Make an exact copy of all the entries below, with the pictures left out.

(Extracts from a graphics dataset)
Start

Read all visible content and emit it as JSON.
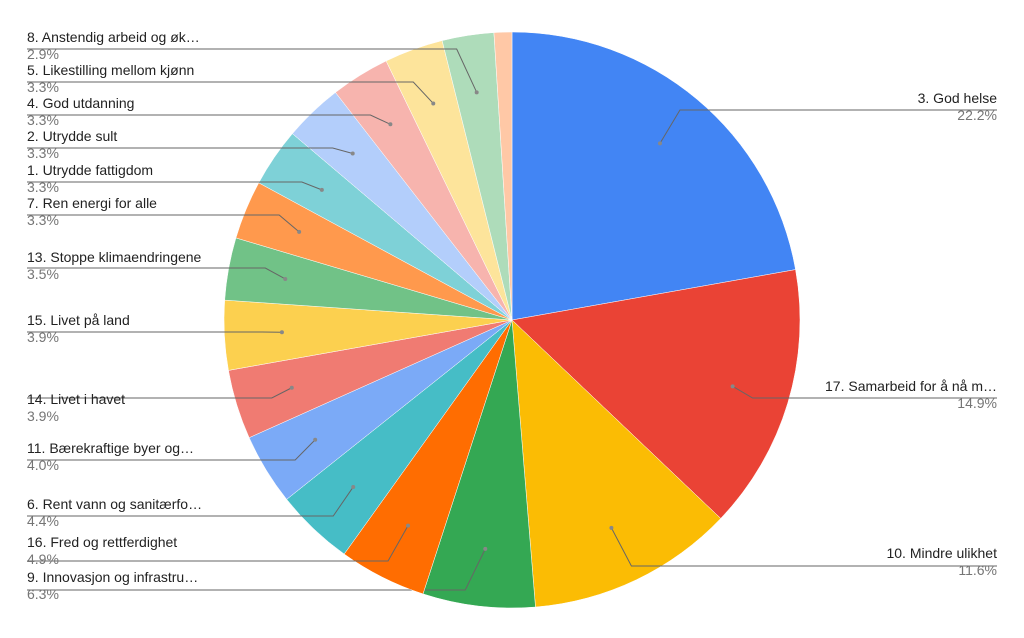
{
  "chart_data": {
    "type": "pie",
    "categories": [
      "3. God helse",
      "17. Samarbeid for å nå m…",
      "10. Mindre ulikhet",
      "9. Innovasjon og infrastru…",
      "16. Fred og rettferdighet",
      "6. Rent vann og sanitærfo…",
      "11. Bærekraftige byer og…",
      "14. Livet i havet",
      "15. Livet på land",
      "13. Stoppe klimaendringene",
      "7. Ren energi for alle",
      "1. Utrydde fattigdom",
      "2. Utrydde sult",
      "4. God utdanning",
      "5. Likestilling mellom kjønn",
      "8. Anstendig arbeid og øk…",
      null
    ],
    "values": [
      22.2,
      14.9,
      11.6,
      6.3,
      4.9,
      4.4,
      4.0,
      3.9,
      3.9,
      3.5,
      3.3,
      3.3,
      3.3,
      3.3,
      3.3,
      2.9,
      1.0
    ],
    "value_labels": [
      "22.2%",
      "14.9%",
      "11.6%",
      "6.3%",
      "4.9%",
      "4.4%",
      "4.0%",
      "3.9%",
      "3.9%",
      "3.5%",
      "3.3%",
      "3.3%",
      "3.3%",
      "3.3%",
      "3.3%",
      "2.9%",
      null
    ],
    "colors": [
      "#4285f4",
      "#ea4335",
      "#fbbc04",
      "#34a853",
      "#ff6d01",
      "#46bdc6",
      "#7baaf7",
      "#f07b72",
      "#fcd04f",
      "#71c287",
      "#ff994d",
      "#7ed1d7",
      "#b3cefb",
      "#f7b4ae",
      "#fde49b",
      "#aedcba",
      "#ffc8a6"
    ]
  }
}
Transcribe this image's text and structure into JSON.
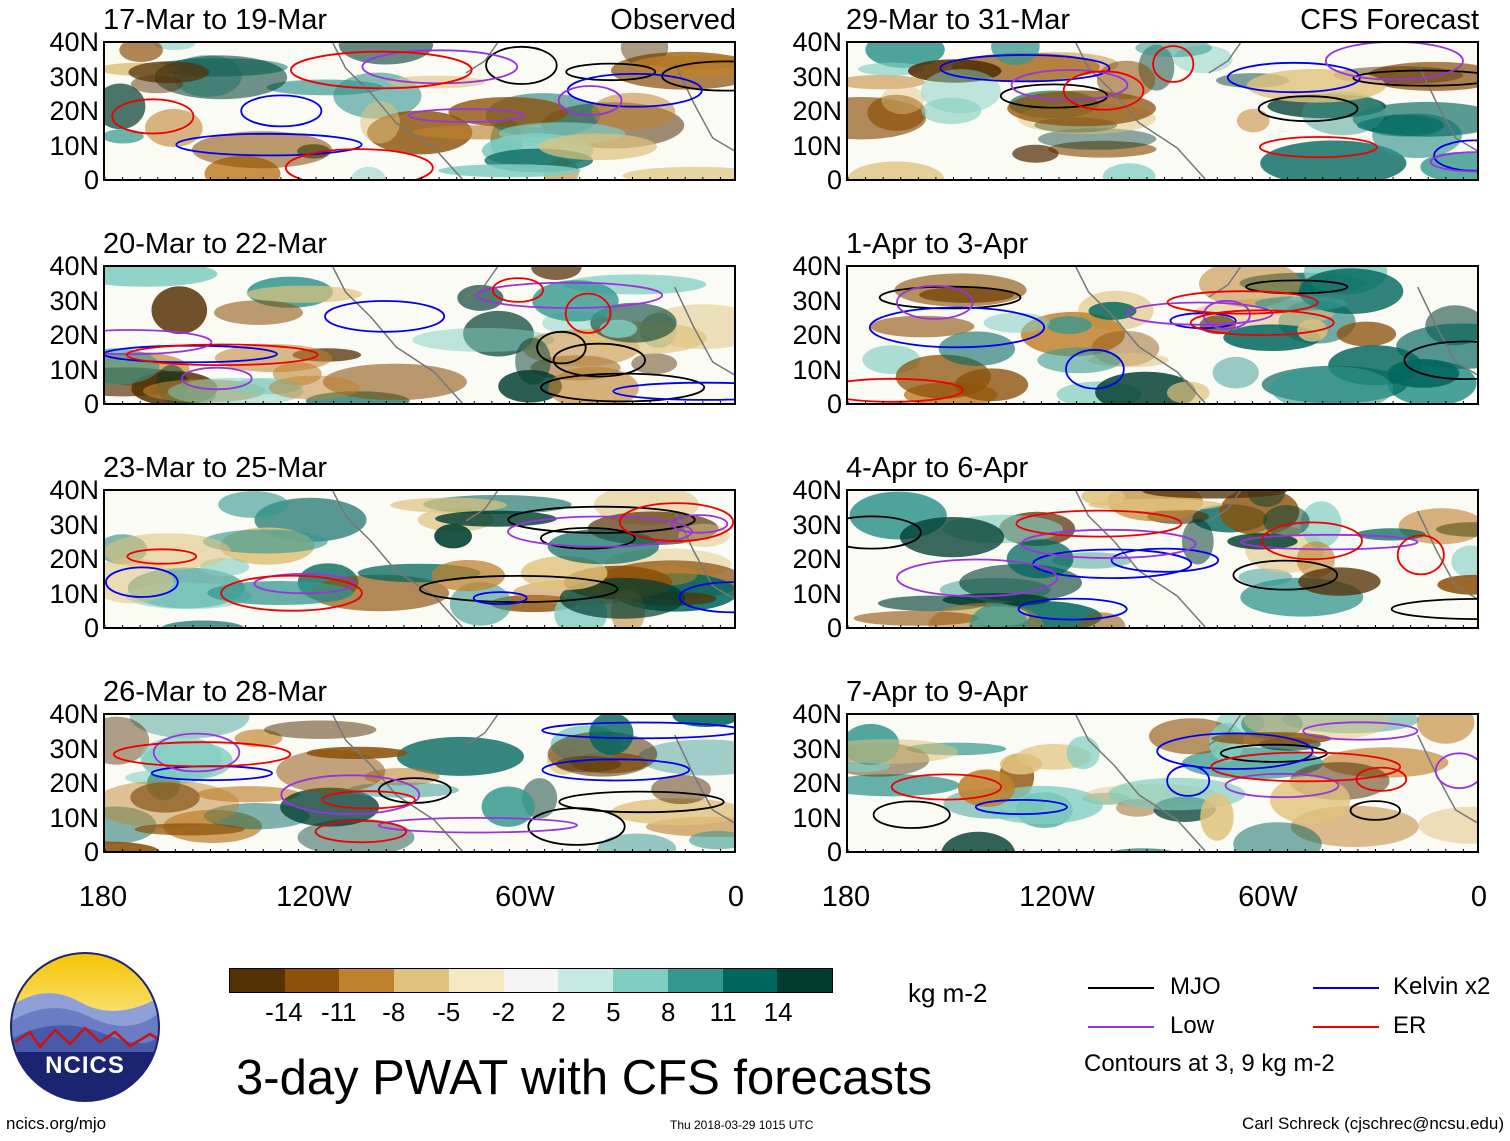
{
  "panels": [
    {
      "id": "p1",
      "title": "17-Mar to 19-Mar",
      "tag": "Observed"
    },
    {
      "id": "p2",
      "title": "20-Mar to 22-Mar",
      "tag": ""
    },
    {
      "id": "p3",
      "title": "23-Mar to 25-Mar",
      "tag": ""
    },
    {
      "id": "p4",
      "title": "26-Mar to 28-Mar",
      "tag": ""
    },
    {
      "id": "p5",
      "title": "29-Mar to 31-Mar",
      "tag": "CFS Forecast"
    },
    {
      "id": "p6",
      "title": "1-Apr to 3-Apr",
      "tag": ""
    },
    {
      "id": "p7",
      "title": "4-Apr to 6-Apr",
      "tag": ""
    },
    {
      "id": "p8",
      "title": "7-Apr to 9-Apr",
      "tag": ""
    }
  ],
  "lat_labels": [
    "40N",
    "30N",
    "20N",
    "10N",
    "0"
  ],
  "lon_labels": [
    "180",
    "120W",
    "60W",
    "0"
  ],
  "colorbar": {
    "colors": [
      "#543005",
      "#8c510a",
      "#bf812d",
      "#dfc27d",
      "#f6e8c3",
      "#f5f5f5",
      "#c7eae5",
      "#80cdc1",
      "#35978f",
      "#01665e",
      "#003c30"
    ],
    "labels": [
      "-14",
      "-11",
      "-8",
      "-5",
      "-2",
      "2",
      "5",
      "8",
      "11",
      "14"
    ],
    "units": "kg m-2"
  },
  "legend": {
    "items": [
      {
        "label": "MJO",
        "color": "#000000"
      },
      {
        "label": "Kelvin x2",
        "color": "#0000ee"
      },
      {
        "label": "Low",
        "color": "#9933dd"
      },
      {
        "label": "ER",
        "color": "#ee0000"
      }
    ],
    "note": "Contours at 3, 9 kg m-2"
  },
  "main_title": "3-day PWAT with CFS forecasts",
  "logo_text": "NCICS",
  "footer": {
    "left": "ncics.org/mjo",
    "center": "Thu 2018-03-29 1015 UTC",
    "right": "Carl Schreck (cjschrec@ncsu.edu)"
  }
}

End

- OUTPUT FOR THIS EXERCISE:
Read all visible content and emit it as JSON.
{
  "chart_data": {
    "type": "pie",
    "categories": [
      "3. God helse",
      "17. Samarbeid for å nå m…",
      "10. Mindre ulikhet",
      "9. Innovasjon og infrastru…",
      "16. Fred og rettferdighet",
      "6. Rent vann og sanitærfo…",
      "11. Bærekraftige byer og…",
      "14. Livet i havet",
      "15. Livet på land",
      "13. Stoppe klimaendringene",
      "7. Ren energi for alle",
      "1. Utrydde fattigdom",
      "2. Utrydde sult",
      "4. God utdanning",
      "5. Likestilling mellom kjønn",
      "8. Anstendig arbeid og øk…",
      null
    ],
    "values": [
      22.2,
      14.9,
      11.6,
      6.3,
      4.9,
      4.4,
      4.0,
      3.9,
      3.9,
      3.5,
      3.3,
      3.3,
      3.3,
      3.3,
      3.3,
      2.9,
      1.0
    ],
    "value_labels": [
      "22.2%",
      "14.9%",
      "11.6%",
      "6.3%",
      "4.9%",
      "4.4%",
      "4.0%",
      "3.9%",
      "3.9%",
      "3.5%",
      "3.3%",
      "3.3%",
      "3.3%",
      "3.3%",
      "3.3%",
      "2.9%",
      null
    ],
    "colors": [
      "#4285f4",
      "#ea4335",
      "#fbbc04",
      "#34a853",
      "#ff6d01",
      "#46bdc6",
      "#7baaf7",
      "#f07b72",
      "#fcd04f",
      "#71c287",
      "#ff994d",
      "#7ed1d7",
      "#b3cefb",
      "#f7b4ae",
      "#fde49b",
      "#aedcba",
      "#ffc8a6"
    ]
  }
}
Transcribe this image's text and structure into JSON.
{
  "panels": [
    {
      "id": "p1",
      "title": "17-Mar to 19-Mar",
      "tag": "Observed"
    },
    {
      "id": "p2",
      "title": "20-Mar to 22-Mar",
      "tag": ""
    },
    {
      "id": "p3",
      "title": "23-Mar to 25-Mar",
      "tag": ""
    },
    {
      "id": "p4",
      "title": "26-Mar to 28-Mar",
      "tag": ""
    },
    {
      "id": "p5",
      "title": "29-Mar to 31-Mar",
      "tag": "CFS Forecast"
    },
    {
      "id": "p6",
      "title": "1-Apr to 3-Apr",
      "tag": ""
    },
    {
      "id": "p7",
      "title": "4-Apr to 6-Apr",
      "tag": ""
    },
    {
      "id": "p8",
      "title": "7-Apr to 9-Apr",
      "tag": ""
    }
  ],
  "lat_labels": [
    "40N",
    "30N",
    "20N",
    "10N",
    "0"
  ],
  "lon_labels": [
    "180",
    "120W",
    "60W",
    "0"
  ],
  "colorbar": {
    "colors": [
      "#543005",
      "#8c510a",
      "#bf812d",
      "#dfc27d",
      "#f6e8c3",
      "#f5f5f5",
      "#c7eae5",
      "#80cdc1",
      "#35978f",
      "#01665e",
      "#003c30"
    ],
    "labels": [
      "-14",
      "-11",
      "-8",
      "-5",
      "-2",
      "2",
      "5",
      "8",
      "11",
      "14"
    ],
    "units": "kg m-2"
  },
  "legend": {
    "items": [
      {
        "label": "MJO",
        "color": "#000000"
      },
      {
        "label": "Kelvin x2",
        "color": "#0000ee"
      },
      {
        "label": "Low",
        "color": "#9933dd"
      },
      {
        "label": "ER",
        "color": "#ee0000"
      }
    ],
    "note": "Contours at 3, 9 kg m-2"
  },
  "main_title": "3-day PWAT with CFS forecasts",
  "logo_text": "NCICS",
  "footer": {
    "left": "ncics.org/mjo",
    "center": "Thu 2018-03-29 1015 UTC",
    "right": "Carl Schreck (cjschrec@ncsu.edu)"
  }
}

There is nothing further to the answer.